Chart and figure data
################
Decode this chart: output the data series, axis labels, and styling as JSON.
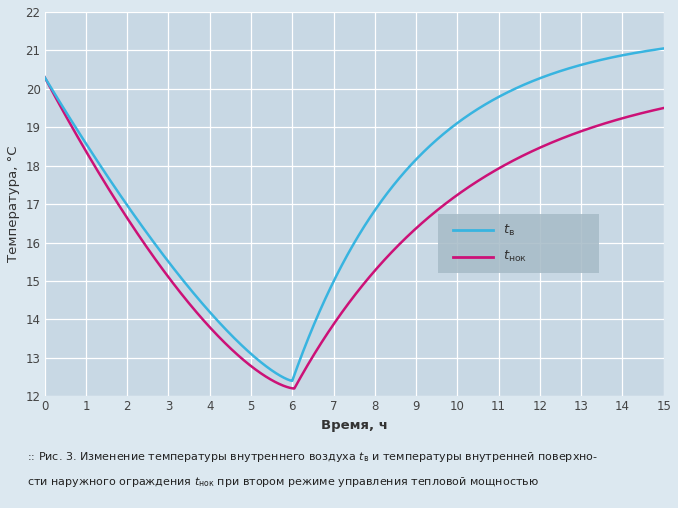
{
  "xlabel": "Время, ч",
  "ylabel": "Температура, °C",
  "xlim": [
    0,
    15
  ],
  "ylim": [
    12,
    22
  ],
  "xticks": [
    0,
    1,
    2,
    3,
    4,
    5,
    6,
    7,
    8,
    9,
    10,
    11,
    12,
    13,
    14,
    15
  ],
  "yticks": [
    12,
    13,
    14,
    15,
    16,
    17,
    18,
    19,
    20,
    21,
    22
  ],
  "plot_bg_color": "#c8d8e4",
  "fig_bg_color": "#dce8f0",
  "grid_color": "#ffffff",
  "line1_color": "#38b4e0",
  "line2_color": "#cc1177",
  "legend_bg": "#a8bcc8",
  "legend_edge": "none"
}
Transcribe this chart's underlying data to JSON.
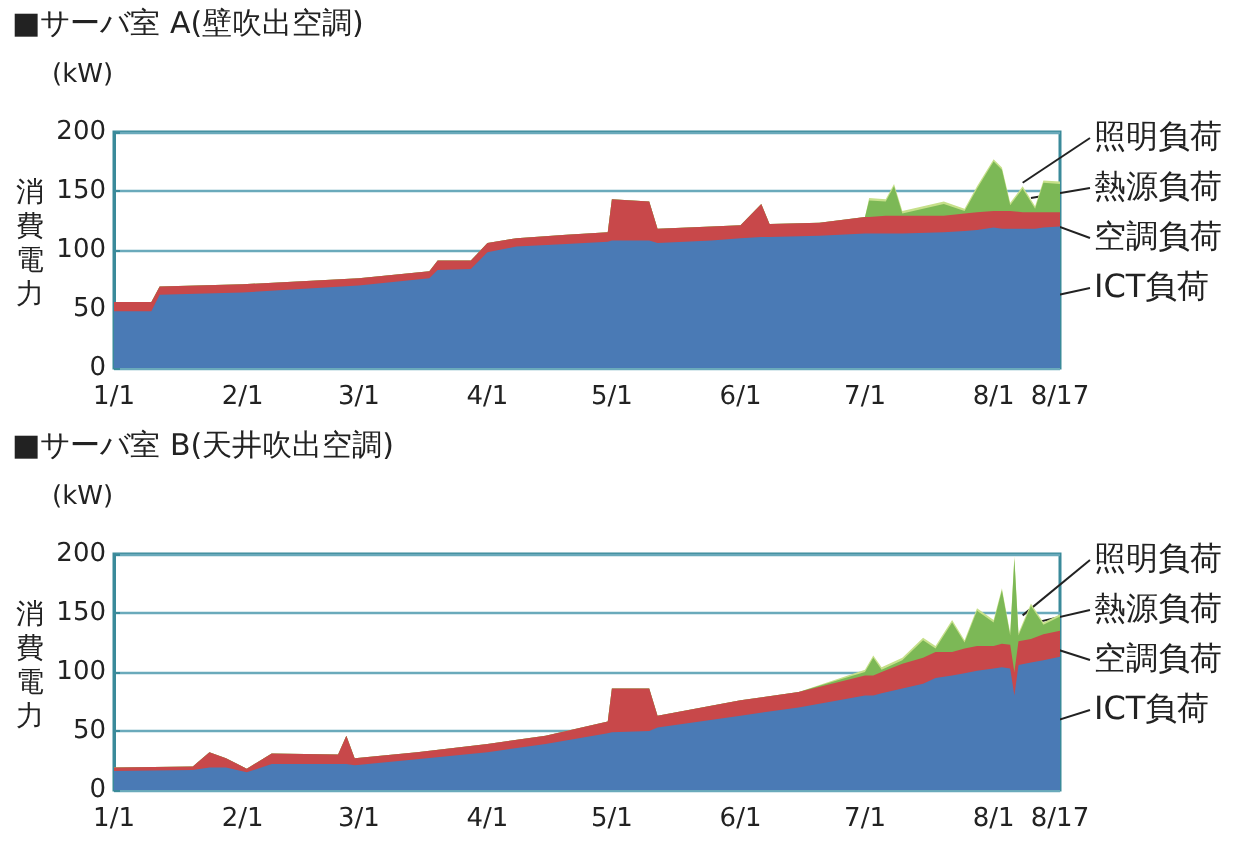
{
  "chart_data": [
    {
      "type": "area",
      "stacked": true,
      "title": "■サーバ室 A(壁吹出空調)",
      "ylabel": "消費電力",
      "annotations": [
        "(kW)"
      ],
      "x": [
        "--01-01",
        "--01-10",
        "--01-12",
        "--02-01",
        "--03-01",
        "--03-18",
        "--03-20",
        "--03-28",
        "--04-01",
        "--04-08",
        "--04-20",
        "--04-30",
        "--05-01",
        "--05-10",
        "--05-12",
        "--05-25",
        "--06-01",
        "--06-06",
        "--06-08",
        "--06-20",
        "--07-01",
        "--07-02",
        "--07-06",
        "--07-08",
        "--07-10",
        "--07-20",
        "--07-25",
        "--07-28",
        "--08-01",
        "--08-03",
        "--08-05",
        "--08-08",
        "--08-11",
        "--08-13",
        "--08-17"
      ],
      "series": [
        {
          "name": "ICT負荷",
          "color": "#4a7ab5",
          "values": [
            48,
            48,
            62,
            64,
            70,
            76,
            83,
            84,
            98,
            103,
            105,
            107,
            108,
            108,
            106,
            108,
            110,
            111,
            111,
            112,
            114,
            114,
            114,
            114,
            114,
            115,
            116,
            117,
            119,
            118,
            118,
            118,
            118,
            119,
            120
          ]
        },
        {
          "name": "空調負荷",
          "color": "#c8484a",
          "values": [
            8,
            8,
            7,
            7,
            6,
            6,
            8,
            7,
            8,
            7,
            8,
            8,
            35,
            33,
            12,
            12,
            11,
            28,
            11,
            11,
            14,
            14,
            15,
            15,
            15,
            14,
            15,
            15,
            14,
            15,
            15,
            14,
            14,
            13,
            12
          ]
        },
        {
          "name": "熱源負荷",
          "color": "#7cb856",
          "values": [
            0,
            0,
            0,
            0,
            0,
            0,
            0,
            0,
            0,
            0,
            0,
            0,
            0,
            0,
            0,
            0,
            0,
            0,
            0,
            0,
            0,
            14,
            12,
            25,
            2,
            10,
            2,
            20,
            42,
            35,
            5,
            20,
            3,
            25,
            24
          ]
        },
        {
          "name": "照明負荷",
          "color": "#c6e08a",
          "values": [
            0,
            0,
            0,
            0,
            0,
            0,
            0,
            0,
            0,
            0,
            0,
            0,
            0,
            0,
            0,
            0,
            0,
            0,
            0,
            0,
            0,
            2,
            2,
            2,
            2,
            2,
            2,
            2,
            2,
            2,
            2,
            2,
            2,
            2,
            2
          ]
        }
      ],
      "xlim": [
        "--01-01",
        "--08-17"
      ],
      "xticks": [
        {
          "value": "--01-01",
          "label": "1/1"
        },
        {
          "value": "--02-01",
          "label": "2/1"
        },
        {
          "value": "--03-01",
          "label": "3/1"
        },
        {
          "value": "--04-01",
          "label": "4/1"
        },
        {
          "value": "--05-01",
          "label": "5/1"
        },
        {
          "value": "--06-01",
          "label": "6/1"
        },
        {
          "value": "--07-01",
          "label": "7/1"
        },
        {
          "value": "--08-01",
          "label": "8/1"
        },
        {
          "value": "--08-17",
          "label": "8/17"
        }
      ],
      "ylim": [
        0,
        200
      ],
      "yticks": [
        0,
        50,
        100,
        150,
        200
      ],
      "grid": "y",
      "legend": "right"
    },
    {
      "type": "area",
      "stacked": true,
      "title": "■サーバ室 B(天井吹出空調)",
      "ylabel": "消費電力",
      "annotations": [
        "(kW)"
      ],
      "x": [
        "--01-01",
        "--01-20",
        "--01-24",
        "--01-28",
        "--02-02",
        "--02-08",
        "--02-24",
        "--02-26",
        "--02-28",
        "--03-15",
        "--04-01",
        "--04-15",
        "--04-30",
        "--05-01",
        "--05-10",
        "--05-12",
        "--06-01",
        "--06-15",
        "--07-01",
        "--07-03",
        "--07-05",
        "--07-10",
        "--07-15",
        "--07-18",
        "--07-22",
        "--07-25",
        "--07-28",
        "--08-01",
        "--08-03",
        "--08-05",
        "--08-06",
        "--08-07",
        "--08-10",
        "--08-13",
        "--08-17"
      ],
      "series": [
        {
          "name": "ICT負荷",
          "color": "#4a7ab5",
          "values": [
            16,
            17,
            19,
            19,
            15,
            22,
            22,
            22,
            21,
            26,
            32,
            39,
            48,
            49,
            50,
            53,
            63,
            70,
            80,
            80,
            82,
            86,
            90,
            95,
            97,
            99,
            101,
            103,
            104,
            103,
            80,
            106,
            108,
            110,
            113
          ]
        },
        {
          "name": "空調負荷",
          "color": "#c8484a",
          "values": [
            3,
            3,
            13,
            8,
            3,
            9,
            8,
            24,
            6,
            6,
            7,
            7,
            10,
            37,
            36,
            10,
            13,
            13,
            17,
            17,
            18,
            21,
            22,
            22,
            20,
            21,
            21,
            19,
            20,
            20,
            20,
            20,
            20,
            22,
            22
          ]
        },
        {
          "name": "熱源負荷",
          "color": "#7cb856",
          "values": [
            0,
            0,
            0,
            0,
            0,
            0,
            0,
            0,
            0,
            0,
            0,
            0,
            0,
            0,
            0,
            0,
            0,
            0,
            3,
            15,
            2,
            3,
            15,
            3,
            25,
            5,
            30,
            20,
            45,
            8,
            96,
            5,
            28,
            8,
            12
          ]
        },
        {
          "name": "照明負荷",
          "color": "#c6e08a",
          "values": [
            0,
            0,
            0,
            0,
            0,
            0,
            0,
            0,
            0,
            0,
            0,
            0,
            0,
            0,
            0,
            0,
            0,
            0,
            2,
            2,
            2,
            2,
            2,
            2,
            2,
            2,
            2,
            2,
            2,
            2,
            2,
            2,
            2,
            2,
            2
          ]
        }
      ],
      "xlim": [
        "--01-01",
        "--08-17"
      ],
      "xticks": [
        {
          "value": "--01-01",
          "label": "1/1"
        },
        {
          "value": "--02-01",
          "label": "2/1"
        },
        {
          "value": "--03-01",
          "label": "3/1"
        },
        {
          "value": "--04-01",
          "label": "4/1"
        },
        {
          "value": "--05-01",
          "label": "5/1"
        },
        {
          "value": "--06-01",
          "label": "6/1"
        },
        {
          "value": "--07-01",
          "label": "7/1"
        },
        {
          "value": "--08-01",
          "label": "8/1"
        },
        {
          "value": "--08-17",
          "label": "8/17"
        }
      ],
      "ylim": [
        0,
        200
      ],
      "yticks": [
        0,
        50,
        100,
        150,
        200
      ],
      "grid": "y",
      "legend": "right"
    }
  ]
}
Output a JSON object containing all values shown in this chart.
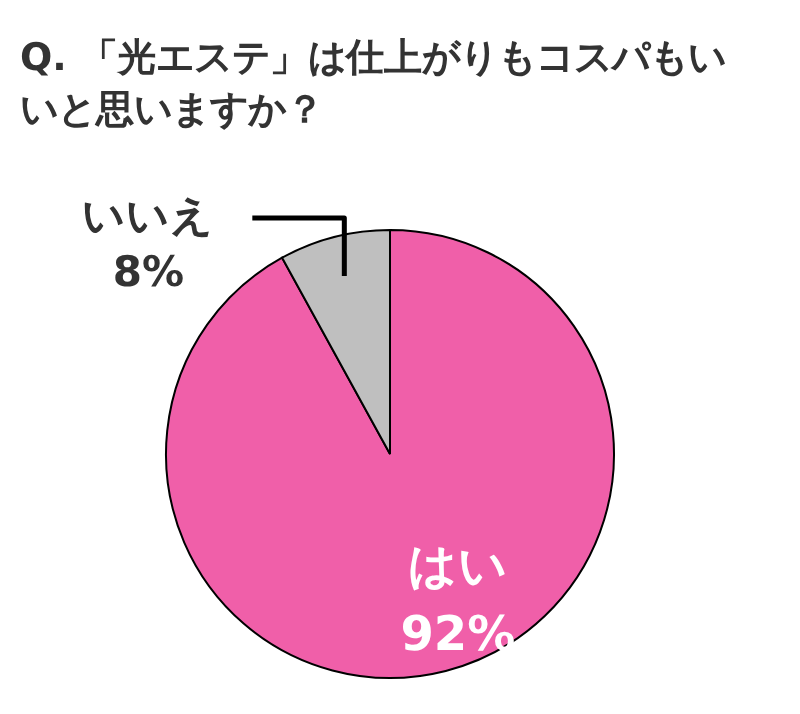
{
  "chart_data": {
    "type": "pie",
    "title": "Q. 「光エステ」は仕上がりもコスパもいいと思いますか？",
    "categories": [
      "はい",
      "いいえ"
    ],
    "values": [
      92,
      8
    ],
    "colors": [
      "#f05fa9",
      "#bfbfbf"
    ],
    "value_labels": [
      "92%",
      "8%"
    ]
  }
}
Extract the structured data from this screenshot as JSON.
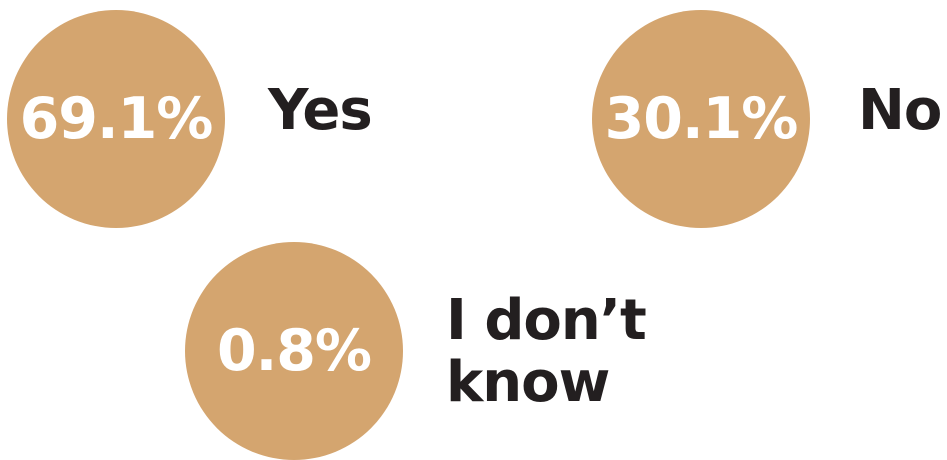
################
» **CHALLENGE**: Write out exactly the lines from the one containing "Output a JSON" through the last line of the records above, both ends included, and leave out any pictures.

» **EXERCISE SOLUTION**:
Output a JSON object containing all values shown in this chart.
{
  "chart_data": {
    "type": "pie",
    "title": "Q. 「光エステ」は仕上がりもコスパもいいと思いますか？",
    "categories": [
      "はい",
      "いいえ"
    ],
    "values": [
      92,
      8
    ],
    "colors": [
      "#f05fa9",
      "#bfbfbf"
    ],
    "value_labels": [
      "92%",
      "8%"
    ]
  }
}
Extract the structured data from this screenshot as JSON.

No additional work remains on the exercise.